The request:
Copy the records below exactly, leaving out any pictures.
((
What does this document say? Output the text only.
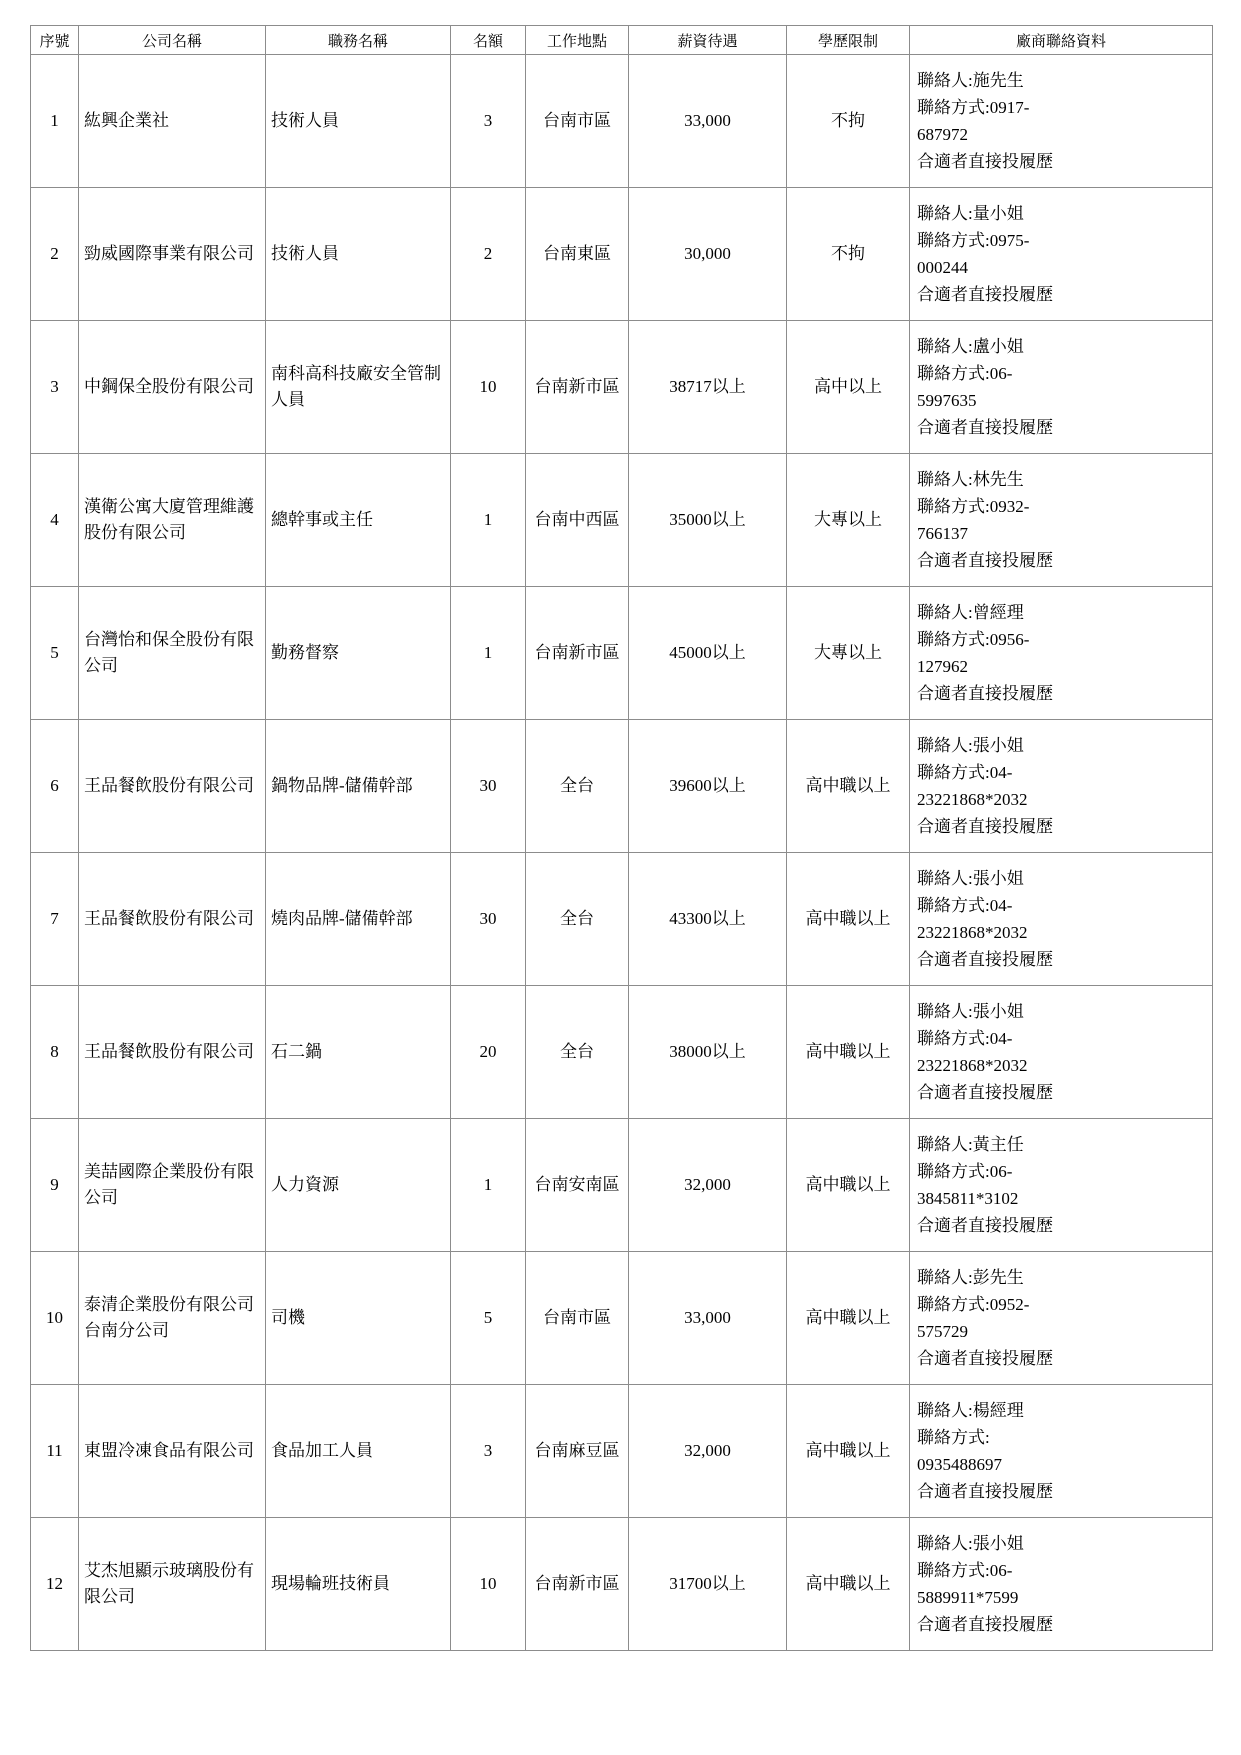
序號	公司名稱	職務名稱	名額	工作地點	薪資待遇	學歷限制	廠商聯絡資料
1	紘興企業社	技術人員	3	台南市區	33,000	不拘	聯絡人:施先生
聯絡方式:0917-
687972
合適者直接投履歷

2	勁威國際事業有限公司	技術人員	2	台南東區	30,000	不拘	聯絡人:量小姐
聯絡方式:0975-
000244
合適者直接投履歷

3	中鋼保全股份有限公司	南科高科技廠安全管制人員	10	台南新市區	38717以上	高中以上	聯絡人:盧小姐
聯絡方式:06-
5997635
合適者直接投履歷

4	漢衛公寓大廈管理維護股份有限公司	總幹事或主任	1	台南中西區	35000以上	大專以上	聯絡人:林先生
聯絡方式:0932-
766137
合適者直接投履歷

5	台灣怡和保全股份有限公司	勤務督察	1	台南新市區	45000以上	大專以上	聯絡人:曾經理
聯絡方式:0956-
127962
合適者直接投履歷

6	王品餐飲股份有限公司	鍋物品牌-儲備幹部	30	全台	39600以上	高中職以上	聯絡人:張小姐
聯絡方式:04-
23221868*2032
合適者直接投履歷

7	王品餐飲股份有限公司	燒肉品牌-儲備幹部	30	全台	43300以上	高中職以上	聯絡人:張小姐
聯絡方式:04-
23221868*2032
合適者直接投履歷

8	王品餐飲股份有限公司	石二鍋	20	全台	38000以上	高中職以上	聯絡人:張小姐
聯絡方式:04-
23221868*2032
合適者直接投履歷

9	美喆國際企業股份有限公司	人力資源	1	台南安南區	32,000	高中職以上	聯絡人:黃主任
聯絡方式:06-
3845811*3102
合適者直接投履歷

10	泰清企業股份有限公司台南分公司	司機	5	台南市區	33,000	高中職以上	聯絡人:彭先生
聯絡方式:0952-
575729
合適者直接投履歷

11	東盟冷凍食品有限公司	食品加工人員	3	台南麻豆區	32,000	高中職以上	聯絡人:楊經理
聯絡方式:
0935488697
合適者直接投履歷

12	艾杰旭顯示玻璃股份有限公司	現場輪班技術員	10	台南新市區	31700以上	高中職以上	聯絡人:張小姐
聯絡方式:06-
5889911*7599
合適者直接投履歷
))
Solution:
What does this document say? Output the text only.
序號	公司名稱	職務名稱	名額	工作地點	薪資待遇	學歷限制	廠商聯絡資料
1	紘興企業社	技術人員	3	台南市區	33,000	不拘	聯絡人:施先生
聯絡方式:0917-
687972
合適者直接投履歷

2	勁威國際事業有限公司	技術人員	2	台南東區	30,000	不拘	聯絡人:量小姐
聯絡方式:0975-
000244
合適者直接投履歷

3	中鋼保全股份有限公司	南科高科技廠安全管制人員	10	台南新市區	38717以上	高中以上	聯絡人:盧小姐
聯絡方式:06-
5997635
合適者直接投履歷

4	漢衛公寓大廈管理維護股份有限公司	總幹事或主任	1	台南中西區	35000以上	大專以上	聯絡人:林先生
聯絡方式:0932-
766137
合適者直接投履歷

5	台灣怡和保全股份有限公司	勤務督察	1	台南新市區	45000以上	大專以上	聯絡人:曾經理
聯絡方式:0956-
127962
合適者直接投履歷

6	王品餐飲股份有限公司	鍋物品牌-儲備幹部	30	全台	39600以上	高中職以上	聯絡人:張小姐
聯絡方式:04-
23221868*2032
合適者直接投履歷

7	王品餐飲股份有限公司	燒肉品牌-儲備幹部	30	全台	43300以上	高中職以上	聯絡人:張小姐
聯絡方式:04-
23221868*2032
合適者直接投履歷

8	王品餐飲股份有限公司	石二鍋	20	全台	38000以上	高中職以上	聯絡人:張小姐
聯絡方式:04-
23221868*2032
合適者直接投履歷

9	美喆國際企業股份有限公司	人力資源	1	台南安南區	32,000	高中職以上	聯絡人:黃主任
聯絡方式:06-
3845811*3102
合適者直接投履歷

10	泰清企業股份有限公司台南分公司	司機	5	台南市區	33,000	高中職以上	聯絡人:彭先生
聯絡方式:0952-
575729
合適者直接投履歷

11	東盟冷凍食品有限公司	食品加工人員	3	台南麻豆區	32,000	高中職以上	聯絡人:楊經理
聯絡方式:
0935488697
合適者直接投履歷

12	艾杰旭顯示玻璃股份有限公司	現場輪班技術員	10	台南新市區	31700以上	高中職以上	聯絡人:張小姐
聯絡方式:06-
5889911*7599
合適者直接投履歷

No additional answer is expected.